Exercise requirements.
Search the listing below for "кидает". Copy each matching line.

Data supplied.
----------

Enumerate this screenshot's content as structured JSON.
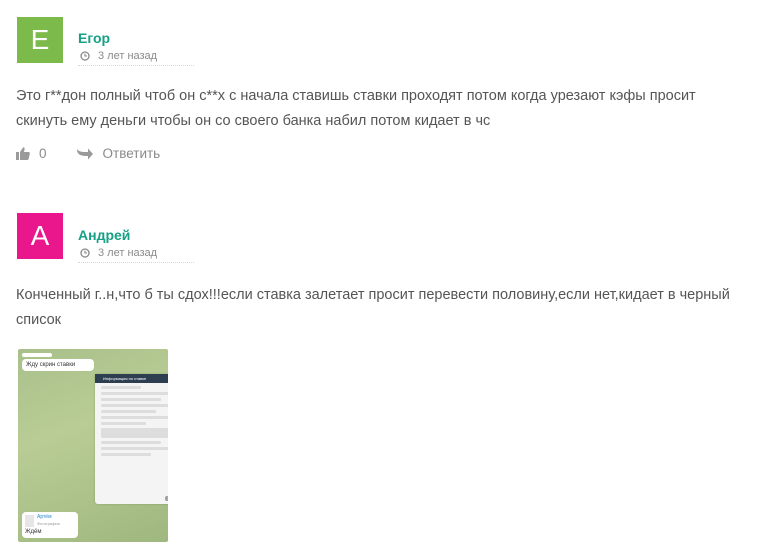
{
  "comments": [
    {
      "avatar_letter": "E",
      "avatar_color": "#7dba4c",
      "author": "Егор",
      "time": "3 лет назад",
      "text": "Это г**дон полный чтоб он с**х с начала ставишь ставки проходят потом когда урезают кэфы просит скинуть ему деньги чтобы он со своего банка набил потом кидает в чс",
      "likes": "0",
      "reply_label": "Ответить"
    },
    {
      "avatar_letter": "А",
      "avatar_color": "#e9168c",
      "author": "Андрей",
      "time": "3 лет назад",
      "text": "Конченный г..н,что б ты сдох!!!если ставка залетает просит перевести половину,если нет,кидает в черный список",
      "attachment": {
        "bubble_top": "Жду скрин ставки",
        "phone_header": "Информация по ставке",
        "bubble_bottom_name": "Артём",
        "bubble_bottom_sub": "Фотография",
        "bubble_bottom_text": "Ждём"
      }
    }
  ],
  "colors": {
    "author": "#16a085",
    "text": "#555555",
    "meta": "#8a8a8a"
  },
  "icons": [
    "clock-icon",
    "thumbs-up-icon",
    "reply-arrow-icon"
  ]
}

----------

Solution to this exercise.
      "text": "Это г**дон полный чтоб он с**х с начала ставишь ставки проходят потом когда урезают кэфы просит скинуть ему деньги чтобы он со своего банка набил потом кидает в чс",
      "text": "Конченный г..н,что б ты сдох!!!если ставка залетает просит перевести половину,если нет,кидает в черный список",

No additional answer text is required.